> **Required work**:
Search the entries for the word "this" and pull out each line that has it.

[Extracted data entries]
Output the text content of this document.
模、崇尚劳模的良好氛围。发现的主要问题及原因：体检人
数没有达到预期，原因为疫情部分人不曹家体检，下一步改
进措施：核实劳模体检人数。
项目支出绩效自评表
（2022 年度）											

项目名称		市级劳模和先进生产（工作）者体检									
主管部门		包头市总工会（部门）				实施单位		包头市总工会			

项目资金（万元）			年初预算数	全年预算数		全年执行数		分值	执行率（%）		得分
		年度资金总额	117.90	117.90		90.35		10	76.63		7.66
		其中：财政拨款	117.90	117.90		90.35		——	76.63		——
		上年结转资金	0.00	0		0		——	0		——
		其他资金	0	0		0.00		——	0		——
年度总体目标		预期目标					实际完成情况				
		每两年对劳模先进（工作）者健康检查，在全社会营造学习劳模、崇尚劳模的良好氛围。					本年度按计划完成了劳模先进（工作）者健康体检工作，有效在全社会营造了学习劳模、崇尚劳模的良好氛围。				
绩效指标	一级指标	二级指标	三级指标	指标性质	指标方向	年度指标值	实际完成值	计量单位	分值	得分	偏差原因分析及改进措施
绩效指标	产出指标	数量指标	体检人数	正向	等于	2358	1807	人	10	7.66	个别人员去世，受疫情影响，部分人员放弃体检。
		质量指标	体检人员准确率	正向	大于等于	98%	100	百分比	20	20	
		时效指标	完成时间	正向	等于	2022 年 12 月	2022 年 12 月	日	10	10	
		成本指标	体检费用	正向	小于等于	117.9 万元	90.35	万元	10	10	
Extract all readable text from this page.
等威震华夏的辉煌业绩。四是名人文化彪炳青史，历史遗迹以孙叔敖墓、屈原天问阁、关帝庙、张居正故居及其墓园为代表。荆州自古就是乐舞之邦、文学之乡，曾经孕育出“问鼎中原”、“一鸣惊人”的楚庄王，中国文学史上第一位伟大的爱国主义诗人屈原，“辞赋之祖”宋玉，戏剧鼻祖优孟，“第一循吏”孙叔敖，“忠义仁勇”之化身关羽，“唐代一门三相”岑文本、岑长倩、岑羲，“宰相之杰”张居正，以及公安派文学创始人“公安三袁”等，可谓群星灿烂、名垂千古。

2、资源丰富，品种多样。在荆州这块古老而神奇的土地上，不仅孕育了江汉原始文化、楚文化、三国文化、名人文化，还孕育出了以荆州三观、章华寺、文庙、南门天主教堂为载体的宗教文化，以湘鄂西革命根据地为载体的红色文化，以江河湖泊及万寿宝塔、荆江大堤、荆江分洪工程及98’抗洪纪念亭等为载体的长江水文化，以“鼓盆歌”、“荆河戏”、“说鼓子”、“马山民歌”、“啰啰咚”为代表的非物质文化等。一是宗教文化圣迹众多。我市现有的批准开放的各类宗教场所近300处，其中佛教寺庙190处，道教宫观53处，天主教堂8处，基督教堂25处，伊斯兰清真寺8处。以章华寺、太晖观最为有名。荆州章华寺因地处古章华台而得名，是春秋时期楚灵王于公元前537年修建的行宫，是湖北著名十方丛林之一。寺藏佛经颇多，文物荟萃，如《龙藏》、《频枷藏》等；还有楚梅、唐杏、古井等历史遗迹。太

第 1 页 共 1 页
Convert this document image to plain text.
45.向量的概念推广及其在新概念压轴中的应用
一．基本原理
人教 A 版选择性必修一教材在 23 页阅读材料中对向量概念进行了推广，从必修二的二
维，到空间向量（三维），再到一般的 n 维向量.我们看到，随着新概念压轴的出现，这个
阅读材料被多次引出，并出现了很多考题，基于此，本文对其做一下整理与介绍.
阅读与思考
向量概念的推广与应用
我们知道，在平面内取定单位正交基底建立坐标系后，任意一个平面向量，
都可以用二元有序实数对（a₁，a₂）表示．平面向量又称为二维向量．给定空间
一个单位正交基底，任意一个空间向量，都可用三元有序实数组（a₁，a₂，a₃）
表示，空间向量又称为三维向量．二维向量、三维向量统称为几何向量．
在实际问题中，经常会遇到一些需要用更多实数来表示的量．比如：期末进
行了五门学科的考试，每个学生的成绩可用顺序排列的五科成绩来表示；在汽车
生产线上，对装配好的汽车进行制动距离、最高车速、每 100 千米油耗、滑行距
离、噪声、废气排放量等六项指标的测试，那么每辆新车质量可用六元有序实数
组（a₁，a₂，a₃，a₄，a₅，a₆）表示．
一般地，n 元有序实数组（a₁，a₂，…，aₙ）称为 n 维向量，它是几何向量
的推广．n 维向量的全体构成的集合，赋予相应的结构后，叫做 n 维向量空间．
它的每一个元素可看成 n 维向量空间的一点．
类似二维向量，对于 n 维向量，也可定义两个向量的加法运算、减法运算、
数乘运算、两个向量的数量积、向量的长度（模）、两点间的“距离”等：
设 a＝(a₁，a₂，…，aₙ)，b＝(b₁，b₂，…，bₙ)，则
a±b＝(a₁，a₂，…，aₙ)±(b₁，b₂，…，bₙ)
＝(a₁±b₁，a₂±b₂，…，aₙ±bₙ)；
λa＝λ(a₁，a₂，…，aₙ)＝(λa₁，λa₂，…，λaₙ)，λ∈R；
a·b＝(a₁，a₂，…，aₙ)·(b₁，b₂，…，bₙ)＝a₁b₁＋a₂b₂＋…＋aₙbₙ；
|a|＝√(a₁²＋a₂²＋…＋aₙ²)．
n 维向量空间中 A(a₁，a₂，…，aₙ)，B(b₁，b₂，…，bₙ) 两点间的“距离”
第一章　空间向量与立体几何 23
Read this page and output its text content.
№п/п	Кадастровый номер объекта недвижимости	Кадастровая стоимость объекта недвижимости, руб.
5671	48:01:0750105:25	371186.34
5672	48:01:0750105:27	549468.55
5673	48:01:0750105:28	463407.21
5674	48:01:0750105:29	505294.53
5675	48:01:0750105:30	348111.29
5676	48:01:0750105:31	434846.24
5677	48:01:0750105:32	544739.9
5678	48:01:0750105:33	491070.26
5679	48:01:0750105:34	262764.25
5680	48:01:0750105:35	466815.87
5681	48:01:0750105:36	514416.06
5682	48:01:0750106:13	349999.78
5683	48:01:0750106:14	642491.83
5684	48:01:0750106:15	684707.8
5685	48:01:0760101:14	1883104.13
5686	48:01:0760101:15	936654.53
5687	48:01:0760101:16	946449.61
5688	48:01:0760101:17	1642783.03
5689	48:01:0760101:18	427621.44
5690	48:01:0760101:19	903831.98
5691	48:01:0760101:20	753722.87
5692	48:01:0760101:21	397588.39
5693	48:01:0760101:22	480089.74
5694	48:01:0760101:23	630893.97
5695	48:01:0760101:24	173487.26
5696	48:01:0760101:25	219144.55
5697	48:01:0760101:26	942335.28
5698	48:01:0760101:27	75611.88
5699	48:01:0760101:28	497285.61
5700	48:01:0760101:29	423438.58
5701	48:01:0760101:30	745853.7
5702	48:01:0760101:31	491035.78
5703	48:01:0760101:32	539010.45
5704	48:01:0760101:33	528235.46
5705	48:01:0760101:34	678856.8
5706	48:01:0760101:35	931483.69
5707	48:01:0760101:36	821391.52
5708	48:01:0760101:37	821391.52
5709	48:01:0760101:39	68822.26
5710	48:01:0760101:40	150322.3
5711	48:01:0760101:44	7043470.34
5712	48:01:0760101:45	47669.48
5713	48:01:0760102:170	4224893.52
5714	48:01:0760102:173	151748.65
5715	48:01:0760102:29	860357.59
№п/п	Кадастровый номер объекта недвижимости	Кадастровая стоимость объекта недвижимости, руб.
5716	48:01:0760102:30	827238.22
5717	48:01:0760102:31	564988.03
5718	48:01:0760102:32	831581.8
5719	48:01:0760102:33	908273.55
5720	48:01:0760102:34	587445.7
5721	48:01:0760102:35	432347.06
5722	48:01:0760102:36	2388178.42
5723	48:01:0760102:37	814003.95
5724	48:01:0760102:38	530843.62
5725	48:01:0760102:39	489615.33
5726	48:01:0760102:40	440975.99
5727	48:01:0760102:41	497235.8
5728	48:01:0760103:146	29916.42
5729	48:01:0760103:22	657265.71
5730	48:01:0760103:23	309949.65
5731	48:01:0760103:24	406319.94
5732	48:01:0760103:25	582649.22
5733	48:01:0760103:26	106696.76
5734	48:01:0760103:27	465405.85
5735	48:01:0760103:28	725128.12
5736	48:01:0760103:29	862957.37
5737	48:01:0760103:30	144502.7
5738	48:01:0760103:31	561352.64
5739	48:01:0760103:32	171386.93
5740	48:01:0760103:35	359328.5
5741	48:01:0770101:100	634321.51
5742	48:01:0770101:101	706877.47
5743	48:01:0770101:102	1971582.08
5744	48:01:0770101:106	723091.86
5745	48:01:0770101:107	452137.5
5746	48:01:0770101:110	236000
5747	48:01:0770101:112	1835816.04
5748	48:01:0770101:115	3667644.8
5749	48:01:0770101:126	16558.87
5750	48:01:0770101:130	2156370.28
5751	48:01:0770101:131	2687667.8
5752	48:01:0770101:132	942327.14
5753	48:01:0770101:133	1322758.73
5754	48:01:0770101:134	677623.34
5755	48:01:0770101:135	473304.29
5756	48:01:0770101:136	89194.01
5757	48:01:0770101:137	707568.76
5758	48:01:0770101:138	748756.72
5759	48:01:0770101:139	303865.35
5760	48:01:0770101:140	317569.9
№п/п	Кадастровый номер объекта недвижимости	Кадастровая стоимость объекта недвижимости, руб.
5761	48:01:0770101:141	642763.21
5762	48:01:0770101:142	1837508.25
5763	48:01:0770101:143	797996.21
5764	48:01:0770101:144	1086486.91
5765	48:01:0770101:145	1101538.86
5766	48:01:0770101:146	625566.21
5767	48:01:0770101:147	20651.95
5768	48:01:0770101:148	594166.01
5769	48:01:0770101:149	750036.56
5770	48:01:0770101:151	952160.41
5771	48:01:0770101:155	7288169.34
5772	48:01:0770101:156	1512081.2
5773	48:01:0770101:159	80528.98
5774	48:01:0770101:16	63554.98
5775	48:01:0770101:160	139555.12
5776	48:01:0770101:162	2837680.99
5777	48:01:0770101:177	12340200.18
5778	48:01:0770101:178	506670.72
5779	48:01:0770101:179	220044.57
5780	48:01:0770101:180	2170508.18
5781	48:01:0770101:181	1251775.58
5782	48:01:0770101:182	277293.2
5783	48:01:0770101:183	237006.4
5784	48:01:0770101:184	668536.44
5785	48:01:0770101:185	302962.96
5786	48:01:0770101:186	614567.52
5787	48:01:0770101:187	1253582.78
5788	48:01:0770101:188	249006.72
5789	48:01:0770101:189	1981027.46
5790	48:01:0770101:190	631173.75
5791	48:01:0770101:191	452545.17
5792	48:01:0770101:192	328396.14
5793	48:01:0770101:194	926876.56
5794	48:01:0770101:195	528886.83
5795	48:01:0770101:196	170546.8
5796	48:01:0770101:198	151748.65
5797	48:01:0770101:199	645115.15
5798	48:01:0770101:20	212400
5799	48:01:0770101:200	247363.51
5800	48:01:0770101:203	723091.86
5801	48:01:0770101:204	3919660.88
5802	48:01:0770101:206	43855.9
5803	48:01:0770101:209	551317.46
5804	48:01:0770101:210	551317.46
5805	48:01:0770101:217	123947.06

> **Full solution**:
Output the text content of this document.
Extract all readable text from this page.
Convert this document image to plain text.
Read this page and output its text content.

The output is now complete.